──────── SUPPLIED RECORDS ────────

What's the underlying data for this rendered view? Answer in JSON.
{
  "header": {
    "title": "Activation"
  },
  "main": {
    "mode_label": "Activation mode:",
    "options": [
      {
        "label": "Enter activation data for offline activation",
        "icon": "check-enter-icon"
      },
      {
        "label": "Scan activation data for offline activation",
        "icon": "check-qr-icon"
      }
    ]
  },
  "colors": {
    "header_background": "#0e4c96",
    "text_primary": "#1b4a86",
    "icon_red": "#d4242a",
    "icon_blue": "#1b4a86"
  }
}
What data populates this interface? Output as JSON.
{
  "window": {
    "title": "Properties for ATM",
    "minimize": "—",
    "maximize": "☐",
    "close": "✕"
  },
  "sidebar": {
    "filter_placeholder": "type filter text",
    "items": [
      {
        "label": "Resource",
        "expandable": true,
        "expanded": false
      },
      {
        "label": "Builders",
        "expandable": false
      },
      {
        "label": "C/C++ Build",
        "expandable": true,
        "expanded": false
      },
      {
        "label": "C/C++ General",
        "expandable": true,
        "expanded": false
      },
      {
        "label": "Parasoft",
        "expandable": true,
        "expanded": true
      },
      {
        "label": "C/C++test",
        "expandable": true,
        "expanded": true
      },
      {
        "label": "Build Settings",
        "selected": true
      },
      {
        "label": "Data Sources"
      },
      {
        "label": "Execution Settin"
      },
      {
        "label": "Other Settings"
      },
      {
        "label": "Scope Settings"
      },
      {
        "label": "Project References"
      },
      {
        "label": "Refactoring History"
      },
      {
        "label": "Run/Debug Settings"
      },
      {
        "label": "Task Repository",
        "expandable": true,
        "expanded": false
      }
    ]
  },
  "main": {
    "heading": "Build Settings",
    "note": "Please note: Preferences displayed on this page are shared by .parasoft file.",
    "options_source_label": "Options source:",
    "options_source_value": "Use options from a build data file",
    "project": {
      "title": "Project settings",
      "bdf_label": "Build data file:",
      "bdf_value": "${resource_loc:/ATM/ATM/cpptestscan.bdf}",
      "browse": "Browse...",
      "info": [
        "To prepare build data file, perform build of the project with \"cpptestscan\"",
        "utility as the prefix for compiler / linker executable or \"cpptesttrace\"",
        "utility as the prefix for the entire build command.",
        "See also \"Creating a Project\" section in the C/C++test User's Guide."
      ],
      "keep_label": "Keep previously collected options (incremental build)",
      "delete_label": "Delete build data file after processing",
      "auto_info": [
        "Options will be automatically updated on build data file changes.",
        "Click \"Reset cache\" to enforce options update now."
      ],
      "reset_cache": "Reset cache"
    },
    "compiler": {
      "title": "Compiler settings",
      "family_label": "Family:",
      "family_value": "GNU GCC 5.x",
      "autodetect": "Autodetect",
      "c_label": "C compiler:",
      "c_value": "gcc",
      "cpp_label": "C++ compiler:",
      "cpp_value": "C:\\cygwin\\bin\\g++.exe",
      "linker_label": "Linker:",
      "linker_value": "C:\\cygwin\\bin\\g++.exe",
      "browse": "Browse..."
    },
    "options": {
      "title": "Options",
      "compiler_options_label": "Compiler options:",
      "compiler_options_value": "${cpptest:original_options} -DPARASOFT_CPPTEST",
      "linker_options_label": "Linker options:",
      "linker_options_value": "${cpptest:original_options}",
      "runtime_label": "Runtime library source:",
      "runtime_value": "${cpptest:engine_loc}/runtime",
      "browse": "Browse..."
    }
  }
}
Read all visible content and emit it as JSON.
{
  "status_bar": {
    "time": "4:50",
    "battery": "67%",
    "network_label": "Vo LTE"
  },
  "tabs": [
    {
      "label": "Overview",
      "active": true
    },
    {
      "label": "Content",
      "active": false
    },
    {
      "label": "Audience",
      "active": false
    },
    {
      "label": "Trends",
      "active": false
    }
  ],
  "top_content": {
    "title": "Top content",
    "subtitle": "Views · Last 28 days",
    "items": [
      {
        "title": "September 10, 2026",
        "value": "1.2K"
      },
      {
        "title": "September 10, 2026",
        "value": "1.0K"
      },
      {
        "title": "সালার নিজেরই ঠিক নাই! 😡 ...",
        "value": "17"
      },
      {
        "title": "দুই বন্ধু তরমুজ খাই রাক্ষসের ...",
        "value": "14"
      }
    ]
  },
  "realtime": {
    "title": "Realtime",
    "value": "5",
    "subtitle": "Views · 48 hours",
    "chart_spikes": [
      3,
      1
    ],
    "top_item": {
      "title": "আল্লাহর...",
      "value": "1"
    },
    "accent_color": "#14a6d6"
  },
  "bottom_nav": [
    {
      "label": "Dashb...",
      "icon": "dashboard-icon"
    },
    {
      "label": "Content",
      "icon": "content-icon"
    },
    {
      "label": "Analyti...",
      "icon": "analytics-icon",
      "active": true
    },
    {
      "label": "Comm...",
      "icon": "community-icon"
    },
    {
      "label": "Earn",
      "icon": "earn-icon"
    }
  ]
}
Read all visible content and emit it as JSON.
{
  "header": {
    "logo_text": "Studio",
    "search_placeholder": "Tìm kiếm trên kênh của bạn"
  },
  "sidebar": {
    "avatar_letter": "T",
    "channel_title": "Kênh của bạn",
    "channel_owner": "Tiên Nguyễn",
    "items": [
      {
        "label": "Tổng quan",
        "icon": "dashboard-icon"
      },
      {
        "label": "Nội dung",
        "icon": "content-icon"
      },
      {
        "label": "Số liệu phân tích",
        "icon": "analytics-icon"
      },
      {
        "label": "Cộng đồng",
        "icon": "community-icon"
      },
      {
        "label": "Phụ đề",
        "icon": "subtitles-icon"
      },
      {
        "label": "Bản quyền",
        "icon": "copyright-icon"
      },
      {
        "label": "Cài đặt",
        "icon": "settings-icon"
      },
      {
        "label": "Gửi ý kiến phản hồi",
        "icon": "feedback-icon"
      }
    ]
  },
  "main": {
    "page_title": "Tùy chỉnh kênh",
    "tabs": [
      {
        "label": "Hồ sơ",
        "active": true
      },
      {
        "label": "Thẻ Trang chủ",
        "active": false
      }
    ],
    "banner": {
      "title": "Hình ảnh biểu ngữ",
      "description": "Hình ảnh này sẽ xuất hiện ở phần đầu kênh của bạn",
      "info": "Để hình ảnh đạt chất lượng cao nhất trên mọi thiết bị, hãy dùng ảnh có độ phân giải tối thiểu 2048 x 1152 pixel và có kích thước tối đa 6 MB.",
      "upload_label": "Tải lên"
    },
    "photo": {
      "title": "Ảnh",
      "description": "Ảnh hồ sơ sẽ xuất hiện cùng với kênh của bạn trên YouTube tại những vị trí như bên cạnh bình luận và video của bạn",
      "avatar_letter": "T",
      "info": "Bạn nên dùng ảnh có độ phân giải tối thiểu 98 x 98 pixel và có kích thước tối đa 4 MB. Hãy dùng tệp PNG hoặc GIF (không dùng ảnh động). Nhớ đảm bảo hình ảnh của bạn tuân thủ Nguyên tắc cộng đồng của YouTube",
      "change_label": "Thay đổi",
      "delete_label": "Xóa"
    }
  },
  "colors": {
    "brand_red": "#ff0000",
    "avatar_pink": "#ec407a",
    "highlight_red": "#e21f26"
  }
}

────────

» AIM
Scan the listing above. Collect all lines with the word "thiểu".

» OUTPUT OF THE EXERCISE
      "info": "Để hình ảnh đạt chất lượng cao nhất trên mọi thiết bị, hãy dùng ảnh có độ phân giải tối thiểu 2048 x 1152 pixel và có kích thước tối đa 6 MB.",
      "info": "Bạn nên dùng ảnh có độ phân giải tối thiểu 98 x 98 pixel và có kích thước tối đa 4 MB. Hãy dùng tệp PNG hoặc GIF (không dùng ảnh động). Nhớ đảm bảo hình ảnh của bạn tuân thủ Nguyên tắc cộng đồng của YouTube",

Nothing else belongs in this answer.